Input for this task
-- begin --
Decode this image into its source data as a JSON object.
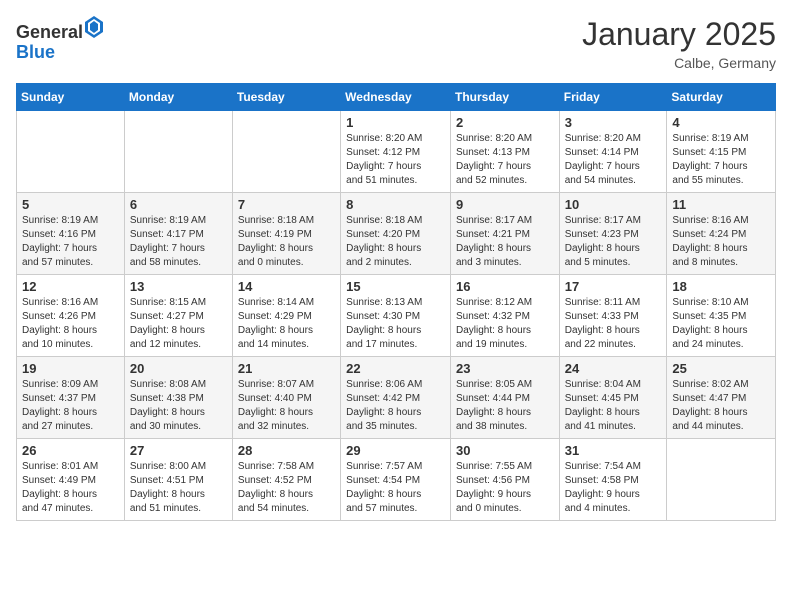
{
  "header": {
    "logo_line1": "General",
    "logo_line2": "Blue",
    "month": "January 2025",
    "location": "Calbe, Germany"
  },
  "days_of_week": [
    "Sunday",
    "Monday",
    "Tuesday",
    "Wednesday",
    "Thursday",
    "Friday",
    "Saturday"
  ],
  "weeks": [
    [
      {
        "day": "",
        "info": ""
      },
      {
        "day": "",
        "info": ""
      },
      {
        "day": "",
        "info": ""
      },
      {
        "day": "1",
        "info": "Sunrise: 8:20 AM\nSunset: 4:12 PM\nDaylight: 7 hours\nand 51 minutes."
      },
      {
        "day": "2",
        "info": "Sunrise: 8:20 AM\nSunset: 4:13 PM\nDaylight: 7 hours\nand 52 minutes."
      },
      {
        "day": "3",
        "info": "Sunrise: 8:20 AM\nSunset: 4:14 PM\nDaylight: 7 hours\nand 54 minutes."
      },
      {
        "day": "4",
        "info": "Sunrise: 8:19 AM\nSunset: 4:15 PM\nDaylight: 7 hours\nand 55 minutes."
      }
    ],
    [
      {
        "day": "5",
        "info": "Sunrise: 8:19 AM\nSunset: 4:16 PM\nDaylight: 7 hours\nand 57 minutes."
      },
      {
        "day": "6",
        "info": "Sunrise: 8:19 AM\nSunset: 4:17 PM\nDaylight: 7 hours\nand 58 minutes."
      },
      {
        "day": "7",
        "info": "Sunrise: 8:18 AM\nSunset: 4:19 PM\nDaylight: 8 hours\nand 0 minutes."
      },
      {
        "day": "8",
        "info": "Sunrise: 8:18 AM\nSunset: 4:20 PM\nDaylight: 8 hours\nand 2 minutes."
      },
      {
        "day": "9",
        "info": "Sunrise: 8:17 AM\nSunset: 4:21 PM\nDaylight: 8 hours\nand 3 minutes."
      },
      {
        "day": "10",
        "info": "Sunrise: 8:17 AM\nSunset: 4:23 PM\nDaylight: 8 hours\nand 5 minutes."
      },
      {
        "day": "11",
        "info": "Sunrise: 8:16 AM\nSunset: 4:24 PM\nDaylight: 8 hours\nand 8 minutes."
      }
    ],
    [
      {
        "day": "12",
        "info": "Sunrise: 8:16 AM\nSunset: 4:26 PM\nDaylight: 8 hours\nand 10 minutes."
      },
      {
        "day": "13",
        "info": "Sunrise: 8:15 AM\nSunset: 4:27 PM\nDaylight: 8 hours\nand 12 minutes."
      },
      {
        "day": "14",
        "info": "Sunrise: 8:14 AM\nSunset: 4:29 PM\nDaylight: 8 hours\nand 14 minutes."
      },
      {
        "day": "15",
        "info": "Sunrise: 8:13 AM\nSunset: 4:30 PM\nDaylight: 8 hours\nand 17 minutes."
      },
      {
        "day": "16",
        "info": "Sunrise: 8:12 AM\nSunset: 4:32 PM\nDaylight: 8 hours\nand 19 minutes."
      },
      {
        "day": "17",
        "info": "Sunrise: 8:11 AM\nSunset: 4:33 PM\nDaylight: 8 hours\nand 22 minutes."
      },
      {
        "day": "18",
        "info": "Sunrise: 8:10 AM\nSunset: 4:35 PM\nDaylight: 8 hours\nand 24 minutes."
      }
    ],
    [
      {
        "day": "19",
        "info": "Sunrise: 8:09 AM\nSunset: 4:37 PM\nDaylight: 8 hours\nand 27 minutes."
      },
      {
        "day": "20",
        "info": "Sunrise: 8:08 AM\nSunset: 4:38 PM\nDaylight: 8 hours\nand 30 minutes."
      },
      {
        "day": "21",
        "info": "Sunrise: 8:07 AM\nSunset: 4:40 PM\nDaylight: 8 hours\nand 32 minutes."
      },
      {
        "day": "22",
        "info": "Sunrise: 8:06 AM\nSunset: 4:42 PM\nDaylight: 8 hours\nand 35 minutes."
      },
      {
        "day": "23",
        "info": "Sunrise: 8:05 AM\nSunset: 4:44 PM\nDaylight: 8 hours\nand 38 minutes."
      },
      {
        "day": "24",
        "info": "Sunrise: 8:04 AM\nSunset: 4:45 PM\nDaylight: 8 hours\nand 41 minutes."
      },
      {
        "day": "25",
        "info": "Sunrise: 8:02 AM\nSunset: 4:47 PM\nDaylight: 8 hours\nand 44 minutes."
      }
    ],
    [
      {
        "day": "26",
        "info": "Sunrise: 8:01 AM\nSunset: 4:49 PM\nDaylight: 8 hours\nand 47 minutes."
      },
      {
        "day": "27",
        "info": "Sunrise: 8:00 AM\nSunset: 4:51 PM\nDaylight: 8 hours\nand 51 minutes."
      },
      {
        "day": "28",
        "info": "Sunrise: 7:58 AM\nSunset: 4:52 PM\nDaylight: 8 hours\nand 54 minutes."
      },
      {
        "day": "29",
        "info": "Sunrise: 7:57 AM\nSunset: 4:54 PM\nDaylight: 8 hours\nand 57 minutes."
      },
      {
        "day": "30",
        "info": "Sunrise: 7:55 AM\nSunset: 4:56 PM\nDaylight: 9 hours\nand 0 minutes."
      },
      {
        "day": "31",
        "info": "Sunrise: 7:54 AM\nSunset: 4:58 PM\nDaylight: 9 hours\nand 4 minutes."
      },
      {
        "day": "",
        "info": ""
      }
    ]
  ]
}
-- end --
Could you repeat all of the material exactly? Pictures should not be copied.

Decode this image into its source data as a JSON object.
{
  "header": {
    "logo_line1": "General",
    "logo_line2": "Blue",
    "month": "January 2025",
    "location": "Calbe, Germany"
  },
  "days_of_week": [
    "Sunday",
    "Monday",
    "Tuesday",
    "Wednesday",
    "Thursday",
    "Friday",
    "Saturday"
  ],
  "weeks": [
    [
      {
        "day": "",
        "info": ""
      },
      {
        "day": "",
        "info": ""
      },
      {
        "day": "",
        "info": ""
      },
      {
        "day": "1",
        "info": "Sunrise: 8:20 AM\nSunset: 4:12 PM\nDaylight: 7 hours\nand 51 minutes."
      },
      {
        "day": "2",
        "info": "Sunrise: 8:20 AM\nSunset: 4:13 PM\nDaylight: 7 hours\nand 52 minutes."
      },
      {
        "day": "3",
        "info": "Sunrise: 8:20 AM\nSunset: 4:14 PM\nDaylight: 7 hours\nand 54 minutes."
      },
      {
        "day": "4",
        "info": "Sunrise: 8:19 AM\nSunset: 4:15 PM\nDaylight: 7 hours\nand 55 minutes."
      }
    ],
    [
      {
        "day": "5",
        "info": "Sunrise: 8:19 AM\nSunset: 4:16 PM\nDaylight: 7 hours\nand 57 minutes."
      },
      {
        "day": "6",
        "info": "Sunrise: 8:19 AM\nSunset: 4:17 PM\nDaylight: 7 hours\nand 58 minutes."
      },
      {
        "day": "7",
        "info": "Sunrise: 8:18 AM\nSunset: 4:19 PM\nDaylight: 8 hours\nand 0 minutes."
      },
      {
        "day": "8",
        "info": "Sunrise: 8:18 AM\nSunset: 4:20 PM\nDaylight: 8 hours\nand 2 minutes."
      },
      {
        "day": "9",
        "info": "Sunrise: 8:17 AM\nSunset: 4:21 PM\nDaylight: 8 hours\nand 3 minutes."
      },
      {
        "day": "10",
        "info": "Sunrise: 8:17 AM\nSunset: 4:23 PM\nDaylight: 8 hours\nand 5 minutes."
      },
      {
        "day": "11",
        "info": "Sunrise: 8:16 AM\nSunset: 4:24 PM\nDaylight: 8 hours\nand 8 minutes."
      }
    ],
    [
      {
        "day": "12",
        "info": "Sunrise: 8:16 AM\nSunset: 4:26 PM\nDaylight: 8 hours\nand 10 minutes."
      },
      {
        "day": "13",
        "info": "Sunrise: 8:15 AM\nSunset: 4:27 PM\nDaylight: 8 hours\nand 12 minutes."
      },
      {
        "day": "14",
        "info": "Sunrise: 8:14 AM\nSunset: 4:29 PM\nDaylight: 8 hours\nand 14 minutes."
      },
      {
        "day": "15",
        "info": "Sunrise: 8:13 AM\nSunset: 4:30 PM\nDaylight: 8 hours\nand 17 minutes."
      },
      {
        "day": "16",
        "info": "Sunrise: 8:12 AM\nSunset: 4:32 PM\nDaylight: 8 hours\nand 19 minutes."
      },
      {
        "day": "17",
        "info": "Sunrise: 8:11 AM\nSunset: 4:33 PM\nDaylight: 8 hours\nand 22 minutes."
      },
      {
        "day": "18",
        "info": "Sunrise: 8:10 AM\nSunset: 4:35 PM\nDaylight: 8 hours\nand 24 minutes."
      }
    ],
    [
      {
        "day": "19",
        "info": "Sunrise: 8:09 AM\nSunset: 4:37 PM\nDaylight: 8 hours\nand 27 minutes."
      },
      {
        "day": "20",
        "info": "Sunrise: 8:08 AM\nSunset: 4:38 PM\nDaylight: 8 hours\nand 30 minutes."
      },
      {
        "day": "21",
        "info": "Sunrise: 8:07 AM\nSunset: 4:40 PM\nDaylight: 8 hours\nand 32 minutes."
      },
      {
        "day": "22",
        "info": "Sunrise: 8:06 AM\nSunset: 4:42 PM\nDaylight: 8 hours\nand 35 minutes."
      },
      {
        "day": "23",
        "info": "Sunrise: 8:05 AM\nSunset: 4:44 PM\nDaylight: 8 hours\nand 38 minutes."
      },
      {
        "day": "24",
        "info": "Sunrise: 8:04 AM\nSunset: 4:45 PM\nDaylight: 8 hours\nand 41 minutes."
      },
      {
        "day": "25",
        "info": "Sunrise: 8:02 AM\nSunset: 4:47 PM\nDaylight: 8 hours\nand 44 minutes."
      }
    ],
    [
      {
        "day": "26",
        "info": "Sunrise: 8:01 AM\nSunset: 4:49 PM\nDaylight: 8 hours\nand 47 minutes."
      },
      {
        "day": "27",
        "info": "Sunrise: 8:00 AM\nSunset: 4:51 PM\nDaylight: 8 hours\nand 51 minutes."
      },
      {
        "day": "28",
        "info": "Sunrise: 7:58 AM\nSunset: 4:52 PM\nDaylight: 8 hours\nand 54 minutes."
      },
      {
        "day": "29",
        "info": "Sunrise: 7:57 AM\nSunset: 4:54 PM\nDaylight: 8 hours\nand 57 minutes."
      },
      {
        "day": "30",
        "info": "Sunrise: 7:55 AM\nSunset: 4:56 PM\nDaylight: 9 hours\nand 0 minutes."
      },
      {
        "day": "31",
        "info": "Sunrise: 7:54 AM\nSunset: 4:58 PM\nDaylight: 9 hours\nand 4 minutes."
      },
      {
        "day": "",
        "info": ""
      }
    ]
  ]
}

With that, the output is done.